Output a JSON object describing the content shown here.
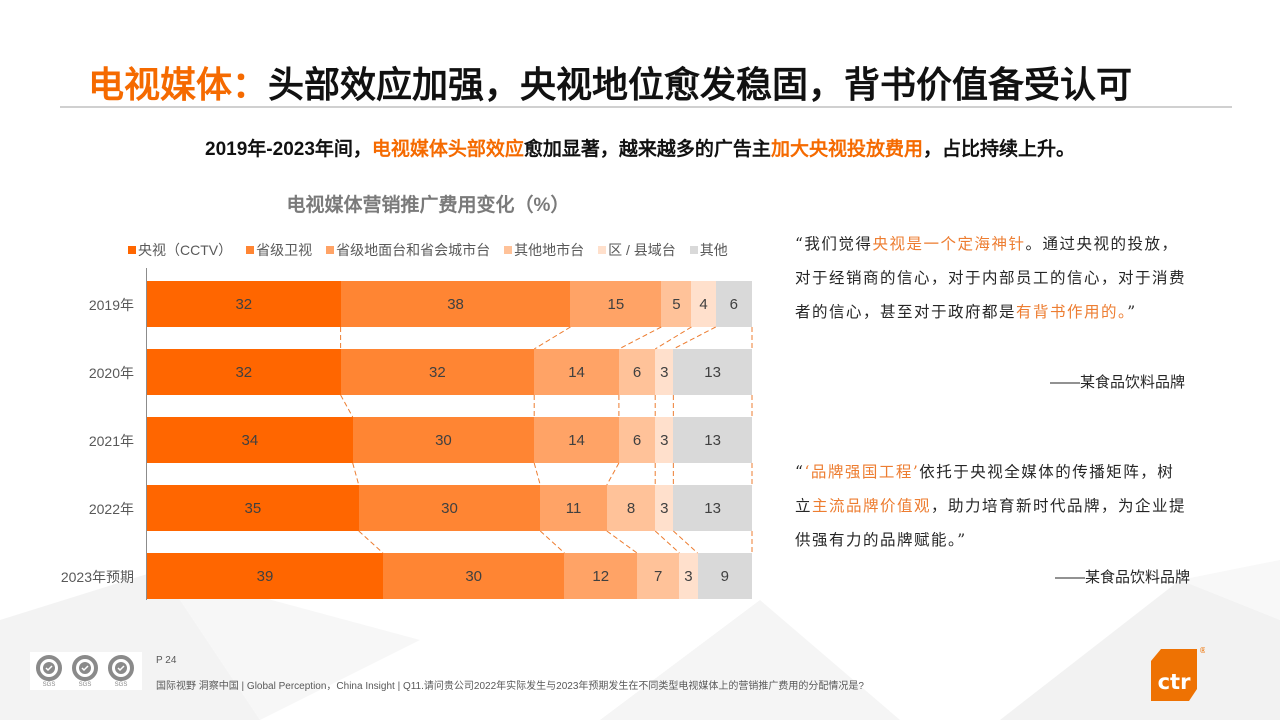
{
  "slide": {
    "title_accent": "电视媒体：",
    "title_rest": "头部效应加强，央视地位愈发稳固，背书价值备受认可",
    "subtitle_parts": [
      {
        "text": "2019年-2023年间，",
        "accent": false
      },
      {
        "text": "电视媒体头部效应",
        "accent": true
      },
      {
        "text": "愈加显著，越来越多的广告主",
        "accent": false
      },
      {
        "text": "加大央视投放费用",
        "accent": true
      },
      {
        "text": "，占比持续上升。",
        "accent": false
      }
    ]
  },
  "chart_data": {
    "type": "bar",
    "orientation": "horizontal",
    "stacked": true,
    "percent_stacked": true,
    "title": "电视媒体营销推广费用变化（%）",
    "xlabel": "",
    "ylabel": "",
    "xlim": [
      0,
      100
    ],
    "grid": false,
    "legend_position": "top",
    "categories": [
      "2019年",
      "2020年",
      "2021年",
      "2022年",
      "2023年预期"
    ],
    "series": [
      {
        "name": "央视（CCTV）",
        "color": "#ff6600",
        "values": [
          32,
          32,
          34,
          35,
          39
        ]
      },
      {
        "name": "省级卫视",
        "color": "#ff8533",
        "values": [
          38,
          32,
          30,
          30,
          30
        ]
      },
      {
        "name": "省级地面台和省会城市台",
        "color": "#ffa366",
        "values": [
          15,
          14,
          14,
          11,
          12
        ]
      },
      {
        "name": "其他地市台",
        "color": "#ffc299",
        "values": [
          5,
          6,
          6,
          8,
          7
        ]
      },
      {
        "name": "区 / 县域台",
        "color": "#ffe0cc",
        "values": [
          4,
          3,
          3,
          3,
          3
        ]
      },
      {
        "name": "其他",
        "color": "#d9d9d9",
        "values": [
          6,
          13,
          13,
          13,
          9
        ]
      }
    ],
    "connector_lines": "dashed orange lines connecting segment boundaries between adjacent bars"
  },
  "quotes": [
    {
      "parts": [
        {
          "text": "“我们觉得",
          "accent": false
        },
        {
          "text": "央视是一个定海神针",
          "accent": true
        },
        {
          "text": "。通过央视的投放，对于经销商的信心，对于内部员工的信心，对于消费者的信心，甚至对于政府都是",
          "accent": false
        },
        {
          "text": "有背书作用的。",
          "accent": true
        },
        {
          "text": "”",
          "accent": false
        }
      ],
      "attribution": "——某食品饮料品牌"
    },
    {
      "parts": [
        {
          "text": "“",
          "accent": false
        },
        {
          "text": "‘品牌强国工程’",
          "accent": true
        },
        {
          "text": "依托于央视全媒体的传播矩阵，树立",
          "accent": false
        },
        {
          "text": "主流品牌价值观",
          "accent": true
        },
        {
          "text": "，助力培育新时代品牌，为企业提供强有力的品牌赋能。”",
          "accent": false
        }
      ],
      "attribution": "——某食品饮料品牌"
    }
  ],
  "footer": {
    "page": "P 24",
    "note": "国际视野  洞察中国 |  Global Perception，China Insight | Q11.请问贵公司2022年实际发生与2023年预期发生在不同类型电视媒体上的营销推广费用的分配情况是?",
    "certification_label": "SGS",
    "logo_text": "ctr",
    "logo_mark": "®"
  },
  "colors": {
    "accent": "#f56a00",
    "quote_accent": "#ed7d31",
    "logo_orange": "#ee7203"
  }
}
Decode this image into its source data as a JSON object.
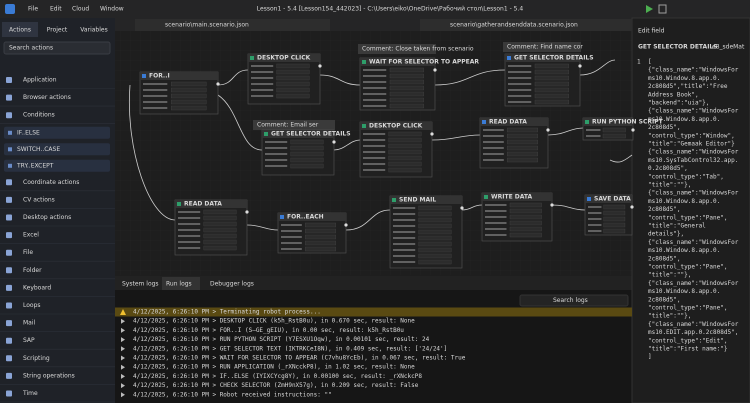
{
  "window_title": "Lesson1 - 5.4 [Lesson154_442023] - C:\\Users\\eiko\\OneDrive\\Рабочий стол\\Lesson1 - 5.4",
  "menu": [
    "File",
    "Edit",
    "Cloud",
    "Window"
  ],
  "sidebar": {
    "tabs": [
      "Actions",
      "Project",
      "Variables"
    ],
    "search": "Search actions",
    "items": [
      "Application",
      "Browser actions",
      "Conditions",
      "Coordinate actions",
      "CV actions",
      "Desktop actions",
      "Excel",
      "File",
      "Folder",
      "Keyboard",
      "Loops",
      "Mail",
      "SAP",
      "Scripting",
      "String operations",
      "Time"
    ],
    "conditions_children": [
      "IF..ELSE",
      "SWITCH..CASE",
      "TRY..EXCEPT"
    ]
  },
  "canvas": {
    "tabs": [
      "scenario\\main.scenario.json",
      "scenario\\gatherandsenddata.scenario.json"
    ],
    "nodes": [
      "FOR..I",
      "DESKTOP CLICK",
      "WAIT FOR SELECTOR TO APPEAR",
      "GET SELECTOR DETAILS",
      "GET SELECTOR DETAILS",
      "DESKTOP CLICK",
      "READ DATA",
      "RUN PYTHON SCRIPT",
      "READ DATA",
      "FOR..EACH",
      "SEND MAIL",
      "WRITE DATA",
      "SAVE DATA"
    ],
    "comments": [
      "Comment: Close taken from scenario",
      "Comment: Find name cor",
      "Comment: Email ser"
    ]
  },
  "logs": {
    "tabs": [
      "System logs",
      "Run logs",
      "Debugger logs"
    ],
    "search": "Search logs",
    "lines": [
      "4/12/2025, 6:26:10 PM > Terminating robot process...",
      "4/12/2025, 6:26:10 PM > DESKTOP CLICK (k5h_RstB0u), in 0.670 sec, result:   None",
      "4/12/2025, 6:26:10 PM > FOR..I (S—GE_gEIU), in 0.00 sec, result:   k5h_RstB0u",
      "4/12/2025, 6:26:10 PM > RUN PYTHON SCRIPT (Y7ESXU1Oqw), in 0.00101 sec, result:   24",
      "4/12/2025, 6:26:10 PM > GET SELECTOR TEXT (IKTRKCeI8N), in 0.409 sec, result:   ['24/24']",
      "4/12/2025, 6:26:10 PM > WAIT FOR SELECTOR TO APPEAR (C7vhu8YcEb), in 0.067 sec, result:   True",
      "4/12/2025, 6:26:10 PM > RUN APPLICATION (_rXNcckP8), in 1.02 sec, result:   None",
      "4/12/2025, 6:26:10 PM > IF..ELSE (IYIXCYcg8Y), in 0.00100 sec, result:   _rXNckcP8",
      "4/12/2025, 6:26:10 PM > CHECK SELECTOR (ZmH9nX57g), in 0.209 sec, result:   False",
      "4/12/2025, 6:26:10 PM > Robot received instructions:  \"\""
    ]
  },
  "editor": {
    "header": "Edit field",
    "title": "GET SELECTOR DETAILS",
    "id": "e8_sdeMat",
    "lines": [
      "[",
      "  {\"class_name\":\"WindowsFor",
      "ms10.Window.8.app.0.",
      "2c808d5\",\"title\":\"Free",
      "Address Book\",",
      "\"backend\":\"uia\"},",
      "  {\"class_name\":\"WindowsFor",
      "ms10.Window.8.app.0.",
      "2c808d5\",",
      "\"control_type\":\"Window\",",
      "\"title\":\"Gemaak Editor\"}",
      "  {\"class_name\":\"WindowsFor",
      "ms10.SysTabControl32.app.",
      "0.2c808d5\",",
      "\"control_type\":\"Tab\",",
      "\"title\":\"\"},",
      "  {\"class_name\":\"WindowsFor",
      "ms10.Window.8.app.0.",
      "2c808d5\",",
      "\"control_type\":\"Pane\",",
      "\"title\":\"General",
      "details\"},",
      "  {\"class_name\":\"WindowsFor",
      "ms10.Window.8.app.0.",
      "2c808d5\",",
      "\"control_type\":\"Pane\",",
      "\"title\":\"\"},",
      "  {\"class_name\":\"WindowsFor",
      "ms10.Window.8.app.0.",
      "2c808d5\",",
      "\"control_type\":\"Pane\",",
      "\"title\":\"\"},",
      "  {\"class_name\":\"WindowsFor",
      "ms10.EDIT.app.0.2c808d5\",",
      "\"control_type\":\"Edit\",",
      "\"title\":\"First name:\"}",
      "]"
    ]
  }
}
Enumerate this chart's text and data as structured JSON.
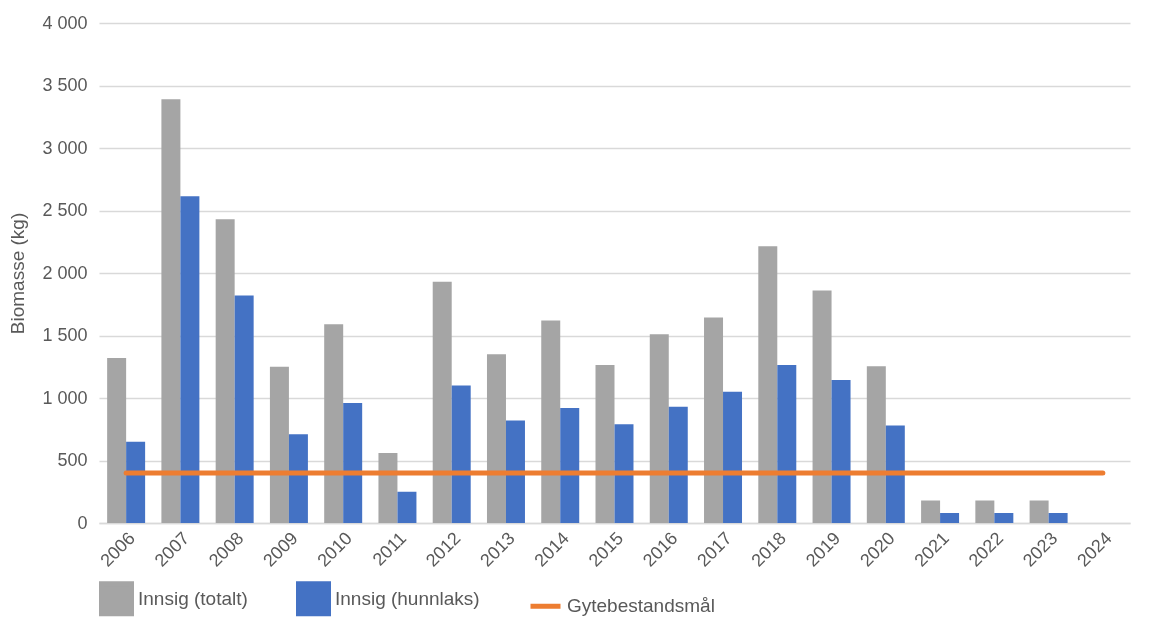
{
  "chart_data": {
    "type": "bar",
    "ylabel": "Biomasse (kg)",
    "categories": [
      "2006",
      "2007",
      "2008",
      "2009",
      "2010",
      "2011",
      "2012",
      "2013",
      "2014",
      "2015",
      "2016",
      "2017",
      "2018",
      "2019",
      "2020",
      "2021",
      "2022",
      "2023",
      "2024"
    ],
    "series": [
      {
        "name": "Innsig (totalt)",
        "color": "#a5a5a5",
        "values": [
          1320,
          3390,
          2430,
          1250,
          1590,
          560,
          1930,
          1350,
          1620,
          1265,
          1510,
          1645,
          2215,
          1860,
          1255,
          180,
          180,
          180,
          null
        ]
      },
      {
        "name": "Innsig (hunnlaks)",
        "color": "#4472c4",
        "values": [
          650,
          2615,
          1820,
          710,
          960,
          250,
          1100,
          820,
          920,
          790,
          930,
          1050,
          1265,
          1145,
          780,
          80,
          80,
          80,
          0
        ]
      },
      {
        "name": "Gytebestandsmål",
        "type": "line",
        "color": "#ed7d31",
        "values": [
          400,
          400,
          400,
          400,
          400,
          400,
          400,
          400,
          400,
          400,
          400,
          400,
          400,
          400,
          400,
          400,
          400,
          400,
          400
        ]
      }
    ],
    "ylim": [
      0,
      4000
    ],
    "yticks": [
      0,
      500,
      {
        "value": 1000,
        "label": "1 000"
      },
      {
        "value": 1500,
        "label": "1 500"
      },
      {
        "value": 2000,
        "label": "2 000"
      },
      {
        "value": 2500,
        "label": "2 500"
      },
      {
        "value": 3000,
        "label": "3 000"
      },
      {
        "value": 3500,
        "label": "3 500"
      },
      {
        "value": 4000,
        "label": "4 000"
      }
    ],
    "grid": "y",
    "legend": "bottom"
  }
}
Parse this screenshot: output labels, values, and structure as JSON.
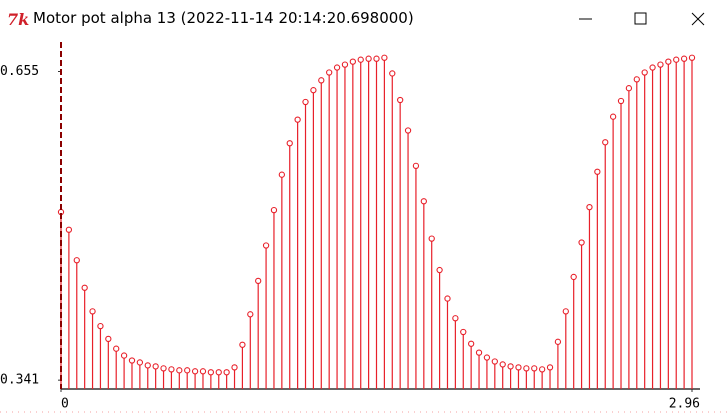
{
  "window": {
    "title": "Motor pot alpha 13 (2022-11-14 20:14:20.698000)"
  },
  "chart_data": {
    "type": "stem",
    "color": "#e8202a",
    "x": [
      0,
      0.037,
      0.074,
      0.111,
      0.148,
      0.185,
      0.222,
      0.259,
      0.296,
      0.333,
      0.37,
      0.407,
      0.444,
      0.481,
      0.518,
      0.555,
      0.592,
      0.629,
      0.666,
      0.703,
      0.74,
      0.777,
      0.814,
      0.851,
      0.888,
      0.925,
      0.962,
      0.999,
      1.036,
      1.073,
      1.11,
      1.147,
      1.184,
      1.221,
      1.258,
      1.295,
      1.332,
      1.369,
      1.406,
      1.443,
      1.48,
      1.517,
      1.554,
      1.591,
      1.628,
      1.665,
      1.702,
      1.739,
      1.776,
      1.813,
      1.85,
      1.887,
      1.924,
      1.961,
      1.998,
      2.035,
      2.072,
      2.109,
      2.146,
      2.183,
      2.22,
      2.257,
      2.294,
      2.331,
      2.368,
      2.405,
      2.442,
      2.479,
      2.516,
      2.553,
      2.59,
      2.627,
      2.664,
      2.701,
      2.738,
      2.775,
      2.812,
      2.849,
      2.886,
      2.923,
      2.96
    ],
    "values": [
      0.512,
      0.494,
      0.463,
      0.435,
      0.411,
      0.396,
      0.383,
      0.373,
      0.366,
      0.361,
      0.359,
      0.356,
      0.355,
      0.353,
      0.352,
      0.351,
      0.351,
      0.35,
      0.35,
      0.349,
      0.349,
      0.349,
      0.354,
      0.377,
      0.408,
      0.442,
      0.478,
      0.514,
      0.55,
      0.582,
      0.606,
      0.624,
      0.636,
      0.646,
      0.654,
      0.659,
      0.662,
      0.665,
      0.667,
      0.668,
      0.668,
      0.669,
      0.653,
      0.626,
      0.595,
      0.559,
      0.523,
      0.485,
      0.453,
      0.424,
      0.404,
      0.39,
      0.378,
      0.369,
      0.364,
      0.36,
      0.357,
      0.355,
      0.354,
      0.353,
      0.353,
      0.352,
      0.354,
      0.38,
      0.411,
      0.446,
      0.481,
      0.517,
      0.553,
      0.583,
      0.609,
      0.625,
      0.638,
      0.647,
      0.654,
      0.659,
      0.662,
      0.665,
      0.667,
      0.668,
      0.669
    ],
    "xlim": [
      0,
      2.96
    ],
    "xticks": [
      0,
      2.96
    ],
    "ylim": [
      0.332,
      0.685
    ],
    "yticks": [
      0.341,
      0.655
    ]
  }
}
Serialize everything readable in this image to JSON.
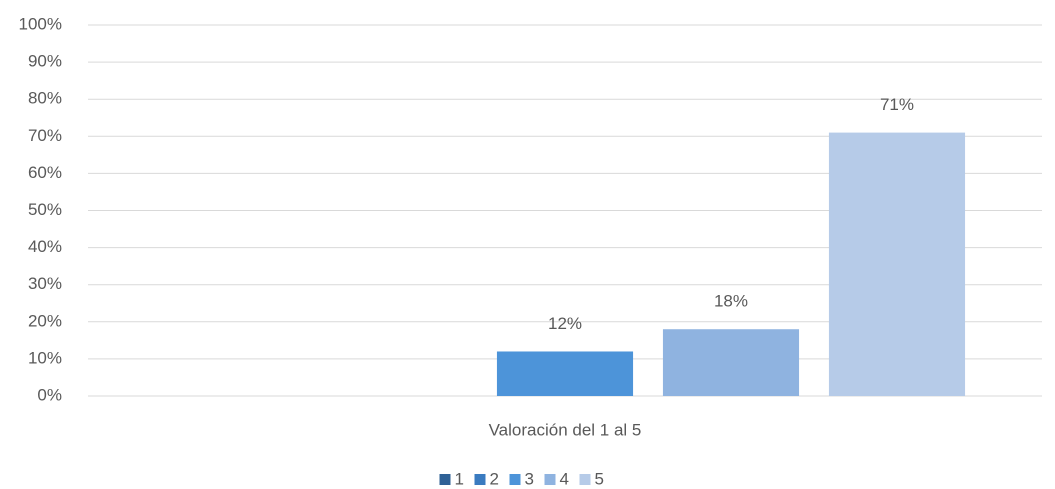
{
  "chart_data": {
    "type": "bar",
    "categories": [
      "Valoración del 1 al 5"
    ],
    "series": [
      {
        "name": "1",
        "color": "#2f6196",
        "values": [
          null
        ],
        "value_labels": [
          null
        ]
      },
      {
        "name": "2",
        "color": "#3a7bc0",
        "values": [
          null
        ],
        "value_labels": [
          null
        ]
      },
      {
        "name": "3",
        "color": "#4d94d9",
        "values": [
          12
        ],
        "value_labels": [
          "12%"
        ]
      },
      {
        "name": "4",
        "color": "#8fb3e0",
        "values": [
          18
        ],
        "value_labels": [
          "18%"
        ]
      },
      {
        "name": "5",
        "color": "#b6cbe8",
        "values": [
          71
        ],
        "value_labels": [
          "71%"
        ]
      }
    ],
    "ylim": [
      0,
      100
    ],
    "yticks": [
      {
        "value": 0,
        "label": "0%"
      },
      {
        "value": 10,
        "label": "10%"
      },
      {
        "value": 20,
        "label": "20%"
      },
      {
        "value": 30,
        "label": "30%"
      },
      {
        "value": 40,
        "label": "40%"
      },
      {
        "value": 50,
        "label": "50%"
      },
      {
        "value": 60,
        "label": "60%"
      },
      {
        "value": 70,
        "label": "70%"
      },
      {
        "value": 80,
        "label": "80%"
      },
      {
        "value": 90,
        "label": "90%"
      },
      {
        "value": 100,
        "label": "100%"
      }
    ],
    "grid": true,
    "legend": "bottom"
  }
}
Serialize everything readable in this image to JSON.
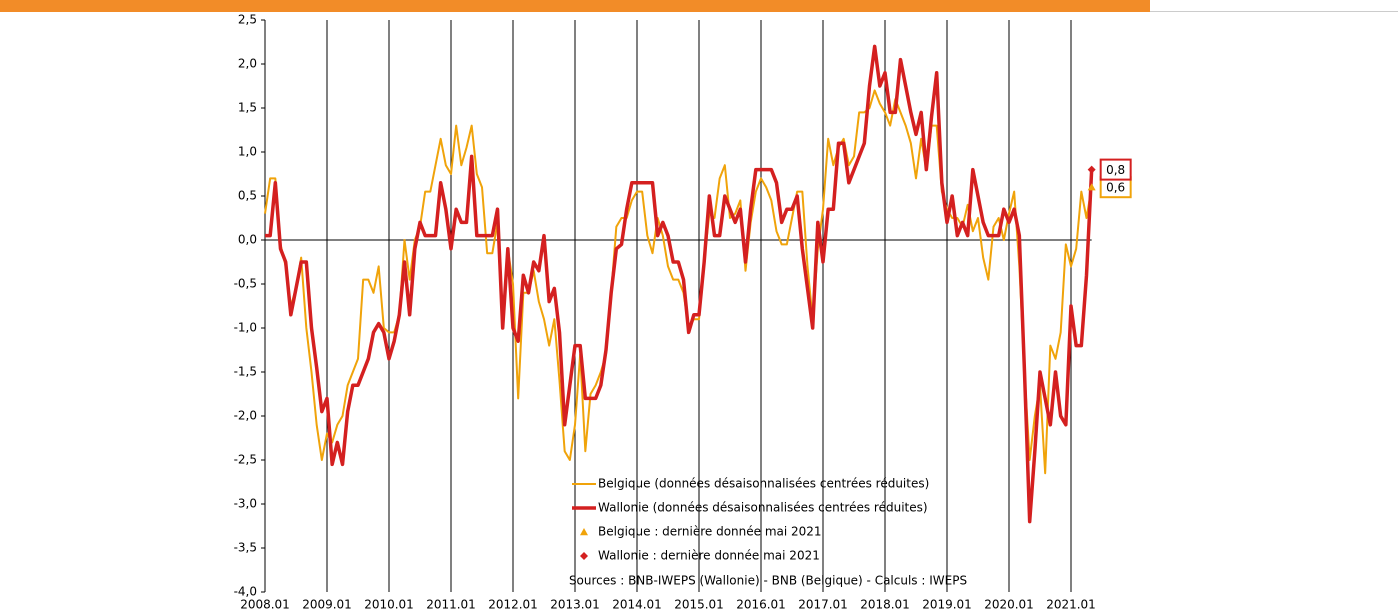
____
Find every line in the records above that holds the word "this", and copy each one.

Decode this image into its source data as a JSON object.
Enumerate this chart's text and data as structured JSON.
Parse this screenshot: output labels, values, and structure as JSON.
Serialize everything readable in this image to JSON.
Serialize everything readable in this image to JSON.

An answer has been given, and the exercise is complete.